### OBJECTIVE
Say only how many lines contain the word "JSON".

### GIVEN DATA
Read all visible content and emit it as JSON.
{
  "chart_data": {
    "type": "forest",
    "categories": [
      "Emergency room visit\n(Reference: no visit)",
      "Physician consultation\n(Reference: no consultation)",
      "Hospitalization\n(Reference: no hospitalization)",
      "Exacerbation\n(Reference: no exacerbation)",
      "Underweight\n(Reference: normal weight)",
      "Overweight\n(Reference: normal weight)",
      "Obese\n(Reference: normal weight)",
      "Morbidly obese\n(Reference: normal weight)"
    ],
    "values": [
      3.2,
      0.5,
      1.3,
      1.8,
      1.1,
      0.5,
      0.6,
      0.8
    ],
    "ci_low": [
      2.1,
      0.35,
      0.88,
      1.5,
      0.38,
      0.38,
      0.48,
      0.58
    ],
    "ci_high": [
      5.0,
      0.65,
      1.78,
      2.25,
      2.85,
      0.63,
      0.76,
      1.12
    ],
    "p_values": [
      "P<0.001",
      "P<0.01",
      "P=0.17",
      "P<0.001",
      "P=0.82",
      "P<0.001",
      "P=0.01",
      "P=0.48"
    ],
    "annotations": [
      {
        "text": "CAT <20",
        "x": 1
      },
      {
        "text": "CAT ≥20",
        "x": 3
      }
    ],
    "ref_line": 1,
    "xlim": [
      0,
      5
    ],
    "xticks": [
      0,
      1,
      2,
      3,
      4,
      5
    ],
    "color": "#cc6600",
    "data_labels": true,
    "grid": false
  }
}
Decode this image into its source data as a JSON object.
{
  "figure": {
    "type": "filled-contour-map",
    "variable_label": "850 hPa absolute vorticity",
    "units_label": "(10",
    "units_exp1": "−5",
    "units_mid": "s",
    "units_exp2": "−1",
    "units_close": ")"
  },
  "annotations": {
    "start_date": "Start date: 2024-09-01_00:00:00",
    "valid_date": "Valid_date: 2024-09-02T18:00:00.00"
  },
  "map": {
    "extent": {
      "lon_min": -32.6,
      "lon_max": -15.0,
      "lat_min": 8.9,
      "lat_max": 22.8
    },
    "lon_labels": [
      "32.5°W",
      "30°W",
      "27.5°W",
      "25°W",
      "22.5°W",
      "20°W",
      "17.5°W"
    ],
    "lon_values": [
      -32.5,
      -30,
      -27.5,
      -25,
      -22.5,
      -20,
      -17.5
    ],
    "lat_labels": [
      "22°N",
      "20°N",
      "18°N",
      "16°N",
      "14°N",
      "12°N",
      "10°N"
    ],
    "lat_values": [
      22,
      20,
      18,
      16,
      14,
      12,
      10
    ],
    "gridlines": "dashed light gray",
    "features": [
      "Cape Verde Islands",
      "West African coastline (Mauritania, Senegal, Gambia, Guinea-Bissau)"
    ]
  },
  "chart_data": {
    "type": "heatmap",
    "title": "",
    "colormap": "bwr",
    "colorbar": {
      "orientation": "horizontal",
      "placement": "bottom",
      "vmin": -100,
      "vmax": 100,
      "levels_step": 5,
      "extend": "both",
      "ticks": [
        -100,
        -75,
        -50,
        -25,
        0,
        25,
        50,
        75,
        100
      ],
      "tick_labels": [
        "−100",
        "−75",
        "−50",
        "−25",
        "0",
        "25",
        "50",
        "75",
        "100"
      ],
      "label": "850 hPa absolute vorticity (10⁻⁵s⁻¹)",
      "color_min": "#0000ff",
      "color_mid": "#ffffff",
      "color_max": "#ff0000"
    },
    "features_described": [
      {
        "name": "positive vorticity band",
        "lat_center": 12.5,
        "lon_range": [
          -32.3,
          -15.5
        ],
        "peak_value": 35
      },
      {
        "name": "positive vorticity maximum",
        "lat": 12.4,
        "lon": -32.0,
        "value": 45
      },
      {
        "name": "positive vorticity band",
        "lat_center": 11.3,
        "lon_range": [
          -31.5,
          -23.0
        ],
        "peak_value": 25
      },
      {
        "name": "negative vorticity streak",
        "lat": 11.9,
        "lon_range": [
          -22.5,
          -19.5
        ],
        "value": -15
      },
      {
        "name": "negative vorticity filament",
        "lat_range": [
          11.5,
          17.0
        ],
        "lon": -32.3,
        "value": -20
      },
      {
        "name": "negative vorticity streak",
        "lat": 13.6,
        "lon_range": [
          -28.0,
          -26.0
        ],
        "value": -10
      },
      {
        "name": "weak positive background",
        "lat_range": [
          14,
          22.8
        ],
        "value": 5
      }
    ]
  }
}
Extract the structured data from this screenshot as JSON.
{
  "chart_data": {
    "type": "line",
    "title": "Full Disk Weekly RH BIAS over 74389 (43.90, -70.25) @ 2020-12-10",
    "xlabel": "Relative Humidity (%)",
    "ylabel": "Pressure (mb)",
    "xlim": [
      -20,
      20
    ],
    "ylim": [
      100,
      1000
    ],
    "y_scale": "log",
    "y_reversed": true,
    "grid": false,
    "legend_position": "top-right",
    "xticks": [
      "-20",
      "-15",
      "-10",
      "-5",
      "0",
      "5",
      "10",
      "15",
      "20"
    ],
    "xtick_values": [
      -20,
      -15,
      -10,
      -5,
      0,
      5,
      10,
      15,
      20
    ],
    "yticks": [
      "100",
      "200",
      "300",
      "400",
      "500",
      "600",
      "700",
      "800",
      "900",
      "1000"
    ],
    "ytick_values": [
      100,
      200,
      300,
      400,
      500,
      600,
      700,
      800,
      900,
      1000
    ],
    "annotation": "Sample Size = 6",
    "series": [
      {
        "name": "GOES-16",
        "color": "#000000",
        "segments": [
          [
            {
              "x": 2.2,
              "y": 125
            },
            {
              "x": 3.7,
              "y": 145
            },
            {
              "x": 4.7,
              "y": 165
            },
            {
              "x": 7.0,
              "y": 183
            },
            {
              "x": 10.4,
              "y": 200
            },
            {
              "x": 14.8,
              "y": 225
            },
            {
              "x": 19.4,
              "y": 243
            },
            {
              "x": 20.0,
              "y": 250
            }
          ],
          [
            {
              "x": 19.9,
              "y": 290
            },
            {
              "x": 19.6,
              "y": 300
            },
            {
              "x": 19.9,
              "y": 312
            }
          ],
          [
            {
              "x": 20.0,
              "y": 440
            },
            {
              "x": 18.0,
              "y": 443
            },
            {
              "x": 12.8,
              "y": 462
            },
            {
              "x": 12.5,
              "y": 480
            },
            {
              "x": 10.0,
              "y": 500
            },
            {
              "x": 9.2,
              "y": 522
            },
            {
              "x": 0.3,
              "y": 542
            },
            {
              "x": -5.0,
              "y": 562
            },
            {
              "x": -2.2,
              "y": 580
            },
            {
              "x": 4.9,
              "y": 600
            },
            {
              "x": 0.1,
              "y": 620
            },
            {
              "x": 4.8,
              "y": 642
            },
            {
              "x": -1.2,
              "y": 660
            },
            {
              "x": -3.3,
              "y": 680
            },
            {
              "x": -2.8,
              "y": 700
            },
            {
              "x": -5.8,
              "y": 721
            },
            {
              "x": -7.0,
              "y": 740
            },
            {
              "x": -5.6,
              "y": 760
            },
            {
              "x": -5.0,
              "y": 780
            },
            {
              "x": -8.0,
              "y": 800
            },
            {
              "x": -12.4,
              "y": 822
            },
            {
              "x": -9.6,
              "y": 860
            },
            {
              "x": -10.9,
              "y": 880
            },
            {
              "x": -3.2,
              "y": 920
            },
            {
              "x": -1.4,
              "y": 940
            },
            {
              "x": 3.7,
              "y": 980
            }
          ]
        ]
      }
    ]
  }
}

### FULL SOLUTION
3